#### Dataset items
[start]
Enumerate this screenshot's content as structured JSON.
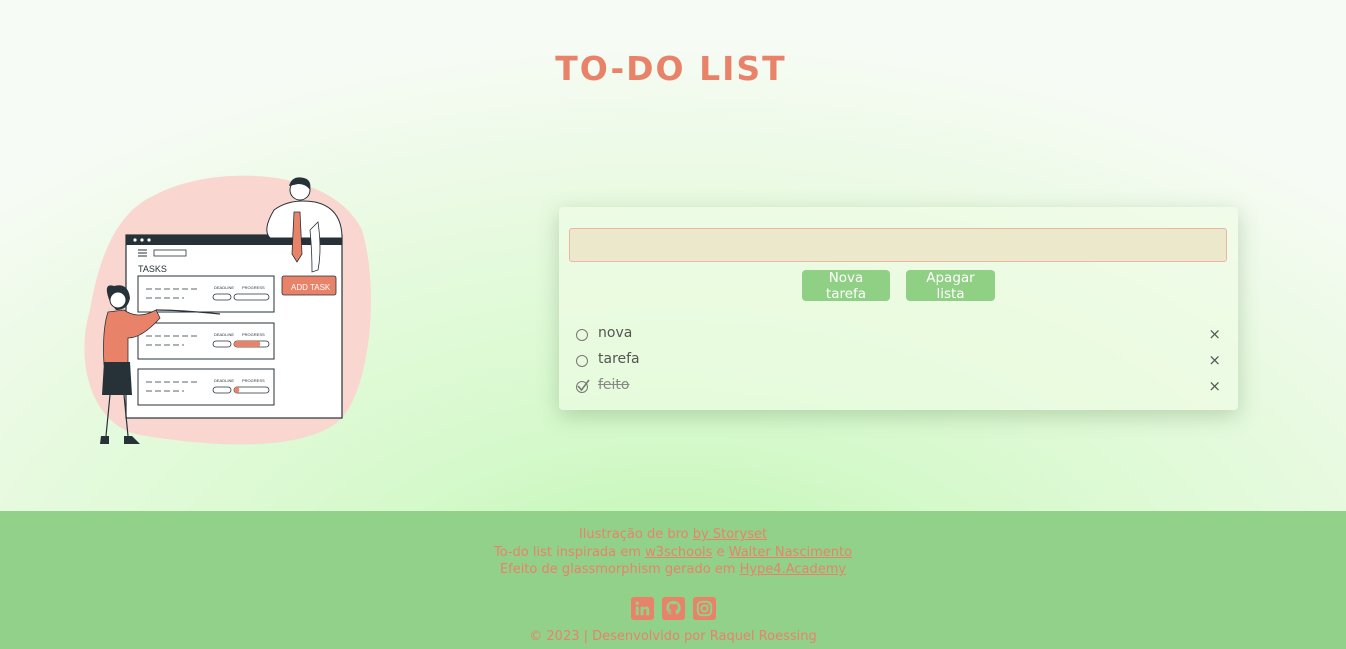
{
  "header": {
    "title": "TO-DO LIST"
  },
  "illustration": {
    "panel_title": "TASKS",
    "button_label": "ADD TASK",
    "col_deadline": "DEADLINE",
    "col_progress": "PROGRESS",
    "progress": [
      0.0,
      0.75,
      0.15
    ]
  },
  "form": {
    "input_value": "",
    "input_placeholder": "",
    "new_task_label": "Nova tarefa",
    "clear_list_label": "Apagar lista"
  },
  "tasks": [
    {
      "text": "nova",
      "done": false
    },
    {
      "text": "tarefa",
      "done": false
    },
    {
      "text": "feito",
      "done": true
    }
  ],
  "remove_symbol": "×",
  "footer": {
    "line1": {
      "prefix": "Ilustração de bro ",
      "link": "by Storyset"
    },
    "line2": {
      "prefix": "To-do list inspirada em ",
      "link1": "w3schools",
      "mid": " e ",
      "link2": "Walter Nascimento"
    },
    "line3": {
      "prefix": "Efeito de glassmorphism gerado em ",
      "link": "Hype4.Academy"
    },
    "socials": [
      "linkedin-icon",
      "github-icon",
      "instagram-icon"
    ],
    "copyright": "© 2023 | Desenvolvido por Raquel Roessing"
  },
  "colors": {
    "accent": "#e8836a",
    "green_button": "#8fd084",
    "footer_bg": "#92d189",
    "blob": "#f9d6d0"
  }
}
[end]
#### Task requirements
Set every line down exactly as written, leaving each picture out.

#### Solution to the exercise
Enumerate this screenshot's content as structured JSON.
{
  "header": {
    "title": "TO-DO LIST"
  },
  "illustration": {
    "panel_title": "TASKS",
    "button_label": "ADD TASK",
    "col_deadline": "DEADLINE",
    "col_progress": "PROGRESS",
    "progress": [
      0.0,
      0.75,
      0.15
    ]
  },
  "form": {
    "input_value": "",
    "input_placeholder": "",
    "new_task_label": "Nova tarefa",
    "clear_list_label": "Apagar lista"
  },
  "tasks": [
    {
      "text": "nova",
      "done": false
    },
    {
      "text": "tarefa",
      "done": false
    },
    {
      "text": "feito",
      "done": true
    }
  ],
  "remove_symbol": "×",
  "footer": {
    "line1": {
      "prefix": "Ilustração de bro ",
      "link": "by Storyset"
    },
    "line2": {
      "prefix": "To-do list inspirada em ",
      "link1": "w3schools",
      "mid": " e ",
      "link2": "Walter Nascimento"
    },
    "line3": {
      "prefix": "Efeito de glassmorphism gerado em ",
      "link": "Hype4.Academy"
    },
    "socials": [
      "linkedin-icon",
      "github-icon",
      "instagram-icon"
    ],
    "copyright": "© 2023 | Desenvolvido por Raquel Roessing"
  },
  "colors": {
    "accent": "#e8836a",
    "green_button": "#8fd084",
    "footer_bg": "#92d189",
    "blob": "#f9d6d0"
  }
}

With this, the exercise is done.